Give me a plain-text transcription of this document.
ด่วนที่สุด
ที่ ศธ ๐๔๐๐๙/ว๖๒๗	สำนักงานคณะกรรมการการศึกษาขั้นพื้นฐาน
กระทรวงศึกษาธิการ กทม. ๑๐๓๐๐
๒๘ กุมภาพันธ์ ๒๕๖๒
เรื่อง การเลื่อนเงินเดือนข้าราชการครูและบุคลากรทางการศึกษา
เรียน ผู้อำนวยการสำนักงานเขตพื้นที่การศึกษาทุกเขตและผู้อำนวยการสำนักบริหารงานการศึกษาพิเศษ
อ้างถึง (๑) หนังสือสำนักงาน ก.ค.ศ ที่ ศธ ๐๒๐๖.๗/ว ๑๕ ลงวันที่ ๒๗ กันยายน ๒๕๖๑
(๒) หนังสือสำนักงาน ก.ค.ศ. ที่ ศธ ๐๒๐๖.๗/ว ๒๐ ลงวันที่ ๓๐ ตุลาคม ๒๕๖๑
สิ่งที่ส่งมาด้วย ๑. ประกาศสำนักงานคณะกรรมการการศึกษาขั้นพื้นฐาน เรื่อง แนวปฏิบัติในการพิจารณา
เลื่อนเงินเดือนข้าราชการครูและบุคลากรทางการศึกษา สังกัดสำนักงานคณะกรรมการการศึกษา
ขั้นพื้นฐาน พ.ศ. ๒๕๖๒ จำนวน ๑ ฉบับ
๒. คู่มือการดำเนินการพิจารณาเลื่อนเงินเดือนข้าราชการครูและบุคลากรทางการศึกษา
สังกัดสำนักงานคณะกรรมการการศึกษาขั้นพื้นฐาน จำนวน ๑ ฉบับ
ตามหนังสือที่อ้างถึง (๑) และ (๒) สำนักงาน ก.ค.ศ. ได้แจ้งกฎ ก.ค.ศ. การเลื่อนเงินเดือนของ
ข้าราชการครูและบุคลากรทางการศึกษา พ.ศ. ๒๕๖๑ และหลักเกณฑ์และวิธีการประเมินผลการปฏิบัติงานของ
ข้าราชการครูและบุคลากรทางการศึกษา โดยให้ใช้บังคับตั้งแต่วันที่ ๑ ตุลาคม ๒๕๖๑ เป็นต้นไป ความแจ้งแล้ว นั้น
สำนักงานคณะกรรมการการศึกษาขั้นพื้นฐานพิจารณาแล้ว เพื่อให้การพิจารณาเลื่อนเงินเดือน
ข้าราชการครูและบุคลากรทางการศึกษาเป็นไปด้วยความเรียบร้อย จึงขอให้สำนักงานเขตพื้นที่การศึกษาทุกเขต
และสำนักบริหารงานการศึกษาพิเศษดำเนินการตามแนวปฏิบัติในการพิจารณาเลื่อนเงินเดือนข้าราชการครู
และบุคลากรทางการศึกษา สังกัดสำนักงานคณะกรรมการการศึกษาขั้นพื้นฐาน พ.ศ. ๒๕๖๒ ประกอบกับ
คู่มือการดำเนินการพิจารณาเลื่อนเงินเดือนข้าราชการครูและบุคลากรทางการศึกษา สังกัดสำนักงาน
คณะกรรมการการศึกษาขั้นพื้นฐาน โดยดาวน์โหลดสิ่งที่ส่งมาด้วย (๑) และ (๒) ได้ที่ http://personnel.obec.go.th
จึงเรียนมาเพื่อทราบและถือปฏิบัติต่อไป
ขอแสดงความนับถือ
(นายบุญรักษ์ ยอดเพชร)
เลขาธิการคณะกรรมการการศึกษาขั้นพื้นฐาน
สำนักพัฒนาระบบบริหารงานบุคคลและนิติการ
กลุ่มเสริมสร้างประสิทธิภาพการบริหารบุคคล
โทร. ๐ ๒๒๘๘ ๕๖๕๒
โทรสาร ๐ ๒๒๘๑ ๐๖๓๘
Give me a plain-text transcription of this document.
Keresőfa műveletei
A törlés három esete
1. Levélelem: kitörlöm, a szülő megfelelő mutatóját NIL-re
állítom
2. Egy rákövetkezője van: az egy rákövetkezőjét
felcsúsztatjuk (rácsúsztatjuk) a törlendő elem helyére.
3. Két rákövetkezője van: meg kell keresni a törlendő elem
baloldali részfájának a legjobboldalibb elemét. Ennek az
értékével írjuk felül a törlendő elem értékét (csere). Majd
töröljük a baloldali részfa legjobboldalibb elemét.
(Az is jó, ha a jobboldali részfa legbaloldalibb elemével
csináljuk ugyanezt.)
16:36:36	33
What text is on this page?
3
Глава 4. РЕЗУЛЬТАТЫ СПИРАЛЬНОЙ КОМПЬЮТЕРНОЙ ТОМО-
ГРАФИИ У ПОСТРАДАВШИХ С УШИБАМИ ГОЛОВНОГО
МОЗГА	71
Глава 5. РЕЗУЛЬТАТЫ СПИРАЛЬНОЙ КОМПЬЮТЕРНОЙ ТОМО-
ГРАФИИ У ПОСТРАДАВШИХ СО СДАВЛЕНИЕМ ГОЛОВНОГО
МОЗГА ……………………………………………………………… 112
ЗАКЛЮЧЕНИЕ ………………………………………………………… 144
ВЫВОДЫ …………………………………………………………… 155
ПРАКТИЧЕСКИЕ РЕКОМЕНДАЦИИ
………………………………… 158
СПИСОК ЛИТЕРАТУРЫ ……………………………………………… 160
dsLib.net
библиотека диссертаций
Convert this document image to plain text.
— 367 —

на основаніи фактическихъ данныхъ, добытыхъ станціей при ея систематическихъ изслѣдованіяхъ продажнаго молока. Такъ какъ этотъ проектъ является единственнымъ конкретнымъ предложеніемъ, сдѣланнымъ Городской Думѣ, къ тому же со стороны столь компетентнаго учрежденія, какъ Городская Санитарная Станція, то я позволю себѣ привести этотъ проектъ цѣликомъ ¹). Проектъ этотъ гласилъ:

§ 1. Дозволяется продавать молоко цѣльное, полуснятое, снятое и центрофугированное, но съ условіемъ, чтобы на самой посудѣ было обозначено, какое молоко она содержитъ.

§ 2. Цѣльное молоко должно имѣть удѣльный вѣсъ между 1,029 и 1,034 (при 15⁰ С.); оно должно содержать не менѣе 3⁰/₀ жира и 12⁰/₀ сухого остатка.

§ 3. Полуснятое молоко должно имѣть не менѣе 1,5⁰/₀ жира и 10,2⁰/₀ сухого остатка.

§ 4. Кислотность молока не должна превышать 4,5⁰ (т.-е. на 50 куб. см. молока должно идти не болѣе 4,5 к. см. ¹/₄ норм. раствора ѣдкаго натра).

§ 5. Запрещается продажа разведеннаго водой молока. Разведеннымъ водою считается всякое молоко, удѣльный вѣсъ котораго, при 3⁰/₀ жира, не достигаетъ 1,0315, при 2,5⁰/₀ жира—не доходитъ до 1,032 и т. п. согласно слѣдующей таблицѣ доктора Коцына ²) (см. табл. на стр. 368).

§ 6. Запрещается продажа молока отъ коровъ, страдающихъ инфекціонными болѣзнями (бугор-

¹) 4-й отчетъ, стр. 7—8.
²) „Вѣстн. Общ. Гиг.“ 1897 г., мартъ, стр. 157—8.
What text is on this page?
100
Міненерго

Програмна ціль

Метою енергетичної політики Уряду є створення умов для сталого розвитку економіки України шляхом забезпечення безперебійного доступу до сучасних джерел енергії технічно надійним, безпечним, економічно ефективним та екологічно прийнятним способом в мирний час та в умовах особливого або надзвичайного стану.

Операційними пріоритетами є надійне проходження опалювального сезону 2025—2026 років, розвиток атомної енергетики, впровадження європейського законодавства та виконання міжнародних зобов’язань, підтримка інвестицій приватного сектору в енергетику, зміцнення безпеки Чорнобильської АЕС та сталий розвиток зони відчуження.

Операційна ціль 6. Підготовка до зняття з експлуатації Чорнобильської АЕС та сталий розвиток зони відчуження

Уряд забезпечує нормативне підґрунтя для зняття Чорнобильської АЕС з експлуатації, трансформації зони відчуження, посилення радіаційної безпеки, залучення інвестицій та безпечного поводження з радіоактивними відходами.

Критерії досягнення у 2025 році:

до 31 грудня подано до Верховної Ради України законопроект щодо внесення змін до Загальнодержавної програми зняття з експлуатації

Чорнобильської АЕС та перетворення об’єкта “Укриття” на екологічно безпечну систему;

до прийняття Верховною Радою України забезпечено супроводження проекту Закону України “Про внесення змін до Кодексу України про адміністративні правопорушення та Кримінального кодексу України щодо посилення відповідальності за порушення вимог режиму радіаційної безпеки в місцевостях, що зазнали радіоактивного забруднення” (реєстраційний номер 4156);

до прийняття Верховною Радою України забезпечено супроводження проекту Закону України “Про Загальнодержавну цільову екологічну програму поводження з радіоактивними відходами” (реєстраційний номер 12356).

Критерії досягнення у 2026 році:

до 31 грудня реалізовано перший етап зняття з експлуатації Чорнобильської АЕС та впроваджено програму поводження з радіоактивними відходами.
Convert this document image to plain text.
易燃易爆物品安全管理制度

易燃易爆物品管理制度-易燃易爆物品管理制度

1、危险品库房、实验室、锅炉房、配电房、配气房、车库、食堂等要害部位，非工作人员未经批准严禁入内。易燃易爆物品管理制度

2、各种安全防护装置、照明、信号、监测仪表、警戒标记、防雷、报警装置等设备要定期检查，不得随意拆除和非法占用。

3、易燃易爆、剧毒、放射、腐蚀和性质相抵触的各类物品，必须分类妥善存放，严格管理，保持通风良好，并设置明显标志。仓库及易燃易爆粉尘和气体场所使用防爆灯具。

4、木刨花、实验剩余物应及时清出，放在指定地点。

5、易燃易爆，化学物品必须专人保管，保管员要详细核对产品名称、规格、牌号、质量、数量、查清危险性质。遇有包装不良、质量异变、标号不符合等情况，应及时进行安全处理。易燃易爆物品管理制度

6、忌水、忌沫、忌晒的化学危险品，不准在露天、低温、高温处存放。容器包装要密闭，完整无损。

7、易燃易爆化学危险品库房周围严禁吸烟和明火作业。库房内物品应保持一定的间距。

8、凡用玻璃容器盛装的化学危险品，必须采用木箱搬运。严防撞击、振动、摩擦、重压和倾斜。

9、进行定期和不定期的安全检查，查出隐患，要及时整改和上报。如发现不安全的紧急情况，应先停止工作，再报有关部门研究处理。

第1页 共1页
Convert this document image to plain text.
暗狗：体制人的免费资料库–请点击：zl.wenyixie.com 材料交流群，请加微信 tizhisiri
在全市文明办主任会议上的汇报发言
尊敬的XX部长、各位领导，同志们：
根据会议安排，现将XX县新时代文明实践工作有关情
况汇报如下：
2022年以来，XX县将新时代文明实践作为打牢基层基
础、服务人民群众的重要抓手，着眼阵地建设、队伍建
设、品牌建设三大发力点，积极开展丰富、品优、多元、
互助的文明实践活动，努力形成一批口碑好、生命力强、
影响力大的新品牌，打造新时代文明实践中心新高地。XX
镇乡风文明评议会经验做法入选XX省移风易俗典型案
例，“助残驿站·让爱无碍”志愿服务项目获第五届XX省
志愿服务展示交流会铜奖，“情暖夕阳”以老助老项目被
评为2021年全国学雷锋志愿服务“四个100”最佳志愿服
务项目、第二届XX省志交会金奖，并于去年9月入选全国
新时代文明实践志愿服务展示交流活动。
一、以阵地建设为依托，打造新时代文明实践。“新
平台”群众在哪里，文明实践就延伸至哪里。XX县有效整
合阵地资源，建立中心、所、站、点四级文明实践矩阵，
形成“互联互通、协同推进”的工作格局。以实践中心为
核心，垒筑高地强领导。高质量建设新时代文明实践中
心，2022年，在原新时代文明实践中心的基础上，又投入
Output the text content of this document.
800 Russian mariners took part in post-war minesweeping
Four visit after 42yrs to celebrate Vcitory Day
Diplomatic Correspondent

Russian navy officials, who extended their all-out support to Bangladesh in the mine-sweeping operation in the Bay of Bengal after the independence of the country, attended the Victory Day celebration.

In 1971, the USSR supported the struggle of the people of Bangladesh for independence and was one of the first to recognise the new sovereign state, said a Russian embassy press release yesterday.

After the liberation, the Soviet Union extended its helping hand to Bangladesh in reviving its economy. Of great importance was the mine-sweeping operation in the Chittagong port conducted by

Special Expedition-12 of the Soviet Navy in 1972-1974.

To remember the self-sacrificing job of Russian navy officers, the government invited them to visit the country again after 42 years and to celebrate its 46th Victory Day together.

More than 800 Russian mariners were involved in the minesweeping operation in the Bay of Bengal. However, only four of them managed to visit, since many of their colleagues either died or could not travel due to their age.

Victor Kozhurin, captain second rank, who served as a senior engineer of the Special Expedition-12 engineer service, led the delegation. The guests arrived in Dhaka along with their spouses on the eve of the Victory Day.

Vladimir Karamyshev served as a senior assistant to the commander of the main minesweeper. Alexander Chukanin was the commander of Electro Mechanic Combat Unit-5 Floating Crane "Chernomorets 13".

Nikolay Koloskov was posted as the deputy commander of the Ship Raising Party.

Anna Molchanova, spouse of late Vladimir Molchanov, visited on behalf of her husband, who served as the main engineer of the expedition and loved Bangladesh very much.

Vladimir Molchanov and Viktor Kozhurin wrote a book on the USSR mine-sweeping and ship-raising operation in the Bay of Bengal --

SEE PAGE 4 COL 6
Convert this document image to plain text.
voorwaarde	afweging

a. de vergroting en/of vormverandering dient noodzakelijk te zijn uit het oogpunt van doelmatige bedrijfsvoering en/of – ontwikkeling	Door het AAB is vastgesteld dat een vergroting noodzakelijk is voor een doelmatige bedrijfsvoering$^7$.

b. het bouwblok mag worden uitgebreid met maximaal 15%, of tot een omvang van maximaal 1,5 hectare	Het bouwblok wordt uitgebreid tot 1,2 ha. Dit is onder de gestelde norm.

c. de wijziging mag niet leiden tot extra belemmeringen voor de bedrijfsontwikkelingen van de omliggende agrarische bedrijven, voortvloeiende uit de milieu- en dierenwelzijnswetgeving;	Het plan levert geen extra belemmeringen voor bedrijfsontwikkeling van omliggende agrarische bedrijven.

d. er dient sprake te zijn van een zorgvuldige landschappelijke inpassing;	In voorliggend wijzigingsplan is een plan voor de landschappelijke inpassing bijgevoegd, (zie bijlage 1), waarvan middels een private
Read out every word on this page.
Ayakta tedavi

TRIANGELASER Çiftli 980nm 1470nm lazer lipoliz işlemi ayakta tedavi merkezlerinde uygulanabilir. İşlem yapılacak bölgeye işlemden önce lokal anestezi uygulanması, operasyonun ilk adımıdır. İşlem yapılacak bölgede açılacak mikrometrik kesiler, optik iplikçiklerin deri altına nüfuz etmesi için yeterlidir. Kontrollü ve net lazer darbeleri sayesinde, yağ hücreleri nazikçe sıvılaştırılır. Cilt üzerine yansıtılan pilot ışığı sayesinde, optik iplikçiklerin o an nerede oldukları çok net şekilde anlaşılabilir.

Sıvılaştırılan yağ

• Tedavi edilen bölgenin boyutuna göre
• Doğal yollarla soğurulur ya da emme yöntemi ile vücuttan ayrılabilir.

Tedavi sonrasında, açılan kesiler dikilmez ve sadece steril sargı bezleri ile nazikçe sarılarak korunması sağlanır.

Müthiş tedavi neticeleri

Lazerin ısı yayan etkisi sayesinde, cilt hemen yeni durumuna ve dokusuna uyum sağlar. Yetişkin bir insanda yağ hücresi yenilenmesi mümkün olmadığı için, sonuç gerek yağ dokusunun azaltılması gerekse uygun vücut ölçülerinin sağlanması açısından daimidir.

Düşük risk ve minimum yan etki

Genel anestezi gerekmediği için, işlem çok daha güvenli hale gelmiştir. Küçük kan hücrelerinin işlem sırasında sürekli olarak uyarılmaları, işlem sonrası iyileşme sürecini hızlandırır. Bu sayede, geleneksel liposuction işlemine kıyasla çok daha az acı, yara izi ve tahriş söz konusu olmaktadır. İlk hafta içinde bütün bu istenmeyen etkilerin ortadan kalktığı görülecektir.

##############################

Go through the entries above and pull out each line with "nazikçe" in it.

TRIANGELASER Çiftli 980nm 1470nm lazer lipoliz işlemi ayakta tedavi merkezlerinde uygulanabilir. İşlem yapılacak bölgeye işlemden önce lokal anestezi uygulanması, operasyonun ilk adımıdır. İşlem yapılacak bölgede açılacak mikrometrik kesiler, optik iplikçiklerin deri altına nüfuz etmesi için yeterlidir. Kontrollü ve net lazer darbeleri sayesinde, yağ hücreleri nazikçe sıvılaştırılır. Cilt üzerine yansıtılan pilot ışığı sayesinde, optik iplikçiklerin o an nerede oldukları çok net şekilde anlaşılabilir.
Tedavi sonrasında, açılan kesiler dikilmez ve sadece steril sargı bezleri ile nazikçe sarılarak korunması sağlanır.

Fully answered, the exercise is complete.